*** Opening Data supplied ***
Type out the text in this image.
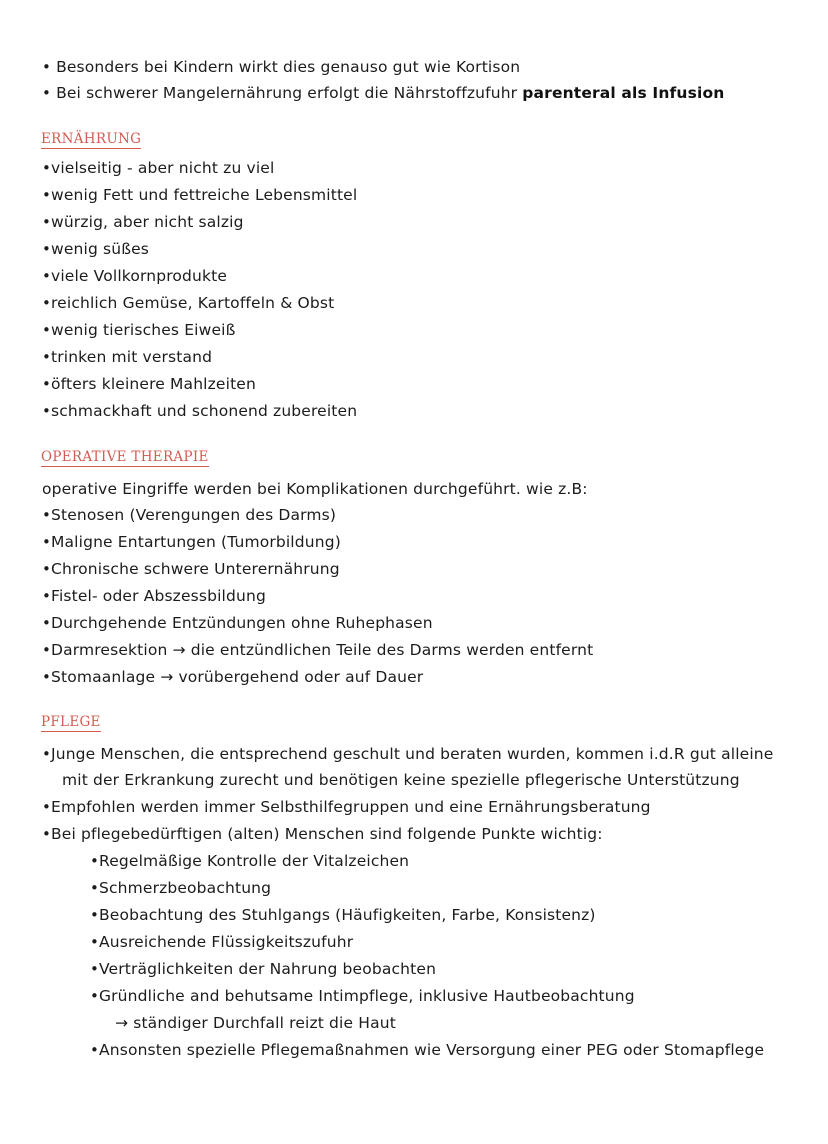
• Besonders bei Kindern wirkt dies genauso gut wie Kortison
• Bei schwerer Mangelernährung erfolgt die Nährstoffzufuhr parenteral als Infusion
ERNÄHRUNG
• vielseitig - aber nicht zu viel
• wenig Fett und fettreiche Lebensmittel
• würzig, aber nicht salzig
• wenig süßes
• viele Vollkornprodukte
• reichlich Gemüse, Kartoffeln & Obst
• wenig tierisches Eiweiß
• trinken mit verstand
• öfters kleinere Mahlzeiten
• schmackhaft und schonend zubereiten
OPERATIVE THERAPIE
operative Eingriffe werden bei Komplikationen durchgeführt. wie z.B:
• Stenosen (Verengungen des Darms)
• Maligne Entartungen (Tumorbildung)
• Chronische schwere Unterernährung
• Fistel- oder Abszessbildung
• Durchgehende Entzündungen ohne Ruhephasen
• Darmresektion → die entzündlichen Teile des Darms werden entfernt
• Stomaanlage → vorübergehend oder auf Dauer
PFLEGE
• Junge Menschen, die entsprechend geschult und beraten wurden, kommen i.d.R gut alleine
mit der Erkrankung zurecht und benötigen keine spezielle pflegerische Unterstützung
• Empfohlen werden immer Selbsthilfegruppen und eine Ernährungsberatung
• Bei pflegebedürftigen (alten) Menschen sind folgende Punkte wichtig:
• Regelmäßige Kontrolle der Vitalzeichen
• Schmerzbeobachtung
• Beobachtung des Stuhlgangs (Häufigkeiten, Farbe, Konsistenz)
• Ausreichende Flüssigkeitszufuhr
• Verträglichkeiten der Nahrung beobachten
• Gründliche and behutsame Intimpflege, inklusive Hautbeobachtung
→ ständiger Durchfall reizt die Haut
• Ansonsten spezielle Pflegemaßnahmen wie Versorgung einer PEG oder Stomapflege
*** Closing Data supplied ***
= Problem to solve =
The data shown above must be printed again exactly, with no images included.

= Solution to this problem =
Type out the text in this image.
• Besonders bei Kindern wirkt dies genauso gut wie Kortison
• Bei schwerer Mangelernährung erfolgt die Nährstoffzufuhr parenteral als Infusion
ERNÄHRUNG
• vielseitig - aber nicht zu viel
• wenig Fett und fettreiche Lebensmittel
• würzig, aber nicht salzig
• wenig süßes
• viele Vollkornprodukte
• reichlich Gemüse, Kartoffeln & Obst
• wenig tierisches Eiweiß
• trinken mit verstand
• öfters kleinere Mahlzeiten
• schmackhaft und schonend zubereiten
OPERATIVE THERAPIE
operative Eingriffe werden bei Komplikationen durchgeführt. wie z.B:
• Stenosen (Verengungen des Darms)
• Maligne Entartungen (Tumorbildung)
• Chronische schwere Unterernährung
• Fistel- oder Abszessbildung
• Durchgehende Entzündungen ohne Ruhephasen
• Darmresektion → die entzündlichen Teile des Darms werden entfernt
• Stomaanlage → vorübergehend oder auf Dauer
PFLEGE
• Junge Menschen, die entsprechend geschult und beraten wurden, kommen i.d.R gut alleine
mit der Erkrankung zurecht und benötigen keine spezielle pflegerische Unterstützung
• Empfohlen werden immer Selbsthilfegruppen und eine Ernährungsberatung
• Bei pflegebedürftigen (alten) Menschen sind folgende Punkte wichtig:
• Regelmäßige Kontrolle der Vitalzeichen
• Schmerzbeobachtung
• Beobachtung des Stuhlgangs (Häufigkeiten, Farbe, Konsistenz)
• Ausreichende Flüssigkeitszufuhr
• Verträglichkeiten der Nahrung beobachten
• Gründliche and behutsame Intimpflege, inklusive Hautbeobachtung
→ ständiger Durchfall reizt die Haut
• Ansonsten spezielle Pflegemaßnahmen wie Versorgung einer PEG oder Stomapflege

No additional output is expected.